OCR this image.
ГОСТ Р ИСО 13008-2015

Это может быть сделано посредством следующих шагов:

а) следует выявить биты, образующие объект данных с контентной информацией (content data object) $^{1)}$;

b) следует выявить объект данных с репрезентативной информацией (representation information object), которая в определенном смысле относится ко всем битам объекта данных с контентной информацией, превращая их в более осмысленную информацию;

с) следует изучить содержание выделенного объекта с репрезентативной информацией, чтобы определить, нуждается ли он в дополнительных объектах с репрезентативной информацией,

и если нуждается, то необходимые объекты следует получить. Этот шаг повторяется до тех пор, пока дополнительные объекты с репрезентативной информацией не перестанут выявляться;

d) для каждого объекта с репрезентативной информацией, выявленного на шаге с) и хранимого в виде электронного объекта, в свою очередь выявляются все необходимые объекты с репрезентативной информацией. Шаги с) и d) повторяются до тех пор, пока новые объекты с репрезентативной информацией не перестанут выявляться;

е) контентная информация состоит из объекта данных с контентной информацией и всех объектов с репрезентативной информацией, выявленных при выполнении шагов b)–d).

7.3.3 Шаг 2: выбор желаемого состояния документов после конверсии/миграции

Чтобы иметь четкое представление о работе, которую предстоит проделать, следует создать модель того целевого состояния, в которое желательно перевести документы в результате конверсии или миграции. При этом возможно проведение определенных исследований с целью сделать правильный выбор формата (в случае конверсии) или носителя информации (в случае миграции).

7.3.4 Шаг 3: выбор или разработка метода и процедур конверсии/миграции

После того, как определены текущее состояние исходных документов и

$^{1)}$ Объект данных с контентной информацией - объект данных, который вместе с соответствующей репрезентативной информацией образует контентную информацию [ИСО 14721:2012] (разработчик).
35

#####

**REQUIRED TASK:** Take the entries above and copy them out exactly.

**ANSWER TO THIS EXERCISE:**
OCR this image.
ГОСТ Р ИСО 13008-2015

Это может быть сделано посредством следующих шагов:

а) следует выявить биты, образующие объект данных с контентной информацией (content data object) $^{1)}$;

b) следует выявить объект данных с репрезентативной информацией (representation information object), которая в определенном смысле относится ко всем битам объекта данных с контентной информацией, превращая их в более осмысленную информацию;

с) следует изучить содержание выделенного объекта с репрезентативной информацией, чтобы определить, нуждается ли он в дополнительных объектах с репрезентативной информацией,

и если нуждается, то необходимые объекты следует получить. Этот шаг повторяется до тех пор, пока дополнительные объекты с репрезентативной информацией не перестанут выявляться;

d) для каждого объекта с репрезентативной информацией, выявленного на шаге с) и хранимого в виде электронного объекта, в свою очередь выявляются все необходимые объекты с репрезентативной информацией. Шаги с) и d) повторяются до тех пор, пока новые объекты с репрезентативной информацией не перестанут выявляться;

е) контентная информация состоит из объекта данных с контентной информацией и всех объектов с репрезентативной информацией, выявленных при выполнении шагов b)–d).

7.3.3 Шаг 2: выбор желаемого состояния документов после конверсии/миграции

Чтобы иметь четкое представление о работе, которую предстоит проделать, следует создать модель того целевого состояния, в которое желательно перевести документы в результате конверсии или миграции. При этом возможно проведение определенных исследований с целью сделать правильный выбор формата (в случае конверсии) или носителя информации (в случае миграции).

7.3.4 Шаг 3: выбор или разработка метода и процедур конверсии/миграции

После того, как определены текущее состояние исходных документов и

$^{1)}$ Объект данных с контентной информацией - объект данных, который вместе с соответствующей репрезентативной информацией образует контентную информацию [ИСО 14721:2012] (разработчик).
35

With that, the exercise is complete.